▸ Excerpt
=== Begin Enclosure ===

I’m hoping it will reduce to moderate but keep blowing in time for today’s expeditions. Things are starting to blow around, I will have to retreat indoors. So far only the girls are up, except Lone. Sunday is the one day the cook gets off and can have a lie-in. Everybody else can do the same, except Julie. She has to go down to the river and check up on water levels, sediment content etc. at 8 every morning. Sarah is also on the go. She’s made her sandwiches to take down to her plots, where she is hoping to spend most of the day. But in this wind, she won’t be able to work there. Once since she’s been here, they had a storm like this all night, she tells me.
Sarah is measuring the respiration and photosynthesis of controlled plots between the station and the Sound. She waters some every week, to simulate the effect of the increased precipitation that is forecast to become normal in this region as the climate changes. The results will go into her Master’s thesis for Uni in Copenhagen. She has measurements taken here over the last 10 years to compare with. I visited Sarah to see how she works, down at the plots last night.

=== End Enclosure ===

▸ Problem to solve
According to the excerpt, what time does Julie check the river each morning?

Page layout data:
=== Begin Enclosure ===

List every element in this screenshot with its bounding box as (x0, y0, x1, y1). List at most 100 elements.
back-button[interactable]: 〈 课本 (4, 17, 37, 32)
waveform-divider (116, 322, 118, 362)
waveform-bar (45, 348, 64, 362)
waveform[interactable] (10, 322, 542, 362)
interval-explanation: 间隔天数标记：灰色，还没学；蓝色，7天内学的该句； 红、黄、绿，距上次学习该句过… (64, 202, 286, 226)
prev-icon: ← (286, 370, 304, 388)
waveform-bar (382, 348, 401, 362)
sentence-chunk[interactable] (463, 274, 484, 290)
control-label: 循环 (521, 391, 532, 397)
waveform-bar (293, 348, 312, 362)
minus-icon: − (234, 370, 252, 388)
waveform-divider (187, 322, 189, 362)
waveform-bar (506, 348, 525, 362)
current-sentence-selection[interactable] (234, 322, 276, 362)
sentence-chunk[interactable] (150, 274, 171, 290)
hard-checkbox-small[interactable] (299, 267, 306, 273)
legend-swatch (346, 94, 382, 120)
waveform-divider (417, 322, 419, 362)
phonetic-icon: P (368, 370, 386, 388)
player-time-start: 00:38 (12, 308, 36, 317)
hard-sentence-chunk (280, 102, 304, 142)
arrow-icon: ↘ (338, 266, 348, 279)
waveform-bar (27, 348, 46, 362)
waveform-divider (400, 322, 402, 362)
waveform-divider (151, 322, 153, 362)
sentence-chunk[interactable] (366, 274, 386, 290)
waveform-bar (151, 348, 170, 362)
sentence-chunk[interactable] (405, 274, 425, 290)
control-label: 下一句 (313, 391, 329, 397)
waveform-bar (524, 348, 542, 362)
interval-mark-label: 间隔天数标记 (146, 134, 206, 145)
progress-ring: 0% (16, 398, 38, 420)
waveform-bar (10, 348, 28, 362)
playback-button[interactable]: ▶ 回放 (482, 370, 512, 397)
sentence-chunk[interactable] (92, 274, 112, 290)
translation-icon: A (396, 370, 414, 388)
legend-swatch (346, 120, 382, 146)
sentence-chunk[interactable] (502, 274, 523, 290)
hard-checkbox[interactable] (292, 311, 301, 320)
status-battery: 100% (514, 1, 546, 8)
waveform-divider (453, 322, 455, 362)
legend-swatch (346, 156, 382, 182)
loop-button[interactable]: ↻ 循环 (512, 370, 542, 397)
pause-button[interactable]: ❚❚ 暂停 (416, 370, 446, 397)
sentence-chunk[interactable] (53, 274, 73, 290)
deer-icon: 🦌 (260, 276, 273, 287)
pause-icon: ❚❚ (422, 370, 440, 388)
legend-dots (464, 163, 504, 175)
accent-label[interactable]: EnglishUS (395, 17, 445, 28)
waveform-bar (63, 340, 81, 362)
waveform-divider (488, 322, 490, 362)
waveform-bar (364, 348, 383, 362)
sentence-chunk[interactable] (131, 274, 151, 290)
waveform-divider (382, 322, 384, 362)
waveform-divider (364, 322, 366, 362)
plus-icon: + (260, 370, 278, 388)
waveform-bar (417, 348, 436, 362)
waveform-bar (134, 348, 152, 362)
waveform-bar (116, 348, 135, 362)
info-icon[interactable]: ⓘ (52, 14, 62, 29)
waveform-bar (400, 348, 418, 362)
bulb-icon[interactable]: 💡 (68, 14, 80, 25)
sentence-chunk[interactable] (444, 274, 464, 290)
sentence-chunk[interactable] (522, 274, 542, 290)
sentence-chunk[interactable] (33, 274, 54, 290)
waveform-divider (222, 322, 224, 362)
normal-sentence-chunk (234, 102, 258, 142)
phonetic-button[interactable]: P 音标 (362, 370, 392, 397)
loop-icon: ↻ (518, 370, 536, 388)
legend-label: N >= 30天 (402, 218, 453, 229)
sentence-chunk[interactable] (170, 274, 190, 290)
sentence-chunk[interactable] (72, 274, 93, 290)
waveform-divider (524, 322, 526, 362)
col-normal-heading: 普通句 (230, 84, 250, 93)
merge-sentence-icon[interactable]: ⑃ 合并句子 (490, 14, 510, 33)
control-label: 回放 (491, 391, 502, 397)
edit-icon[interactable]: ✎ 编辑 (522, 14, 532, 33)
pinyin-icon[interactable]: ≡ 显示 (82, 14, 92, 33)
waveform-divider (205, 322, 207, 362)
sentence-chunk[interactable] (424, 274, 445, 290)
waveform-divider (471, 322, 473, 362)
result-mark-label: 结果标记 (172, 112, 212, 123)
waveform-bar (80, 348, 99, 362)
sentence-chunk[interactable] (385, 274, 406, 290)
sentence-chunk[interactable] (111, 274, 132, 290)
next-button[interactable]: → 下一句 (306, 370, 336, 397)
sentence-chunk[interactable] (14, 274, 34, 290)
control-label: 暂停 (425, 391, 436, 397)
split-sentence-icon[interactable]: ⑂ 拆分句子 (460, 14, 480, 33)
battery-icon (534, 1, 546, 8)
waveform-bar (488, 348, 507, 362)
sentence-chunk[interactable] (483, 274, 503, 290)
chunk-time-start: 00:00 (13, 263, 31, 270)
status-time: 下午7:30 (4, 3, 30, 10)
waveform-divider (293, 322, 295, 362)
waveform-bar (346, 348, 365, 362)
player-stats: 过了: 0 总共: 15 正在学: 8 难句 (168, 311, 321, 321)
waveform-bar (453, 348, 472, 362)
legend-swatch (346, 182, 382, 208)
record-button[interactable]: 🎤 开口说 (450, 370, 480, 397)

=== End Enclosure ===

▸ Response below
At 8 every morning.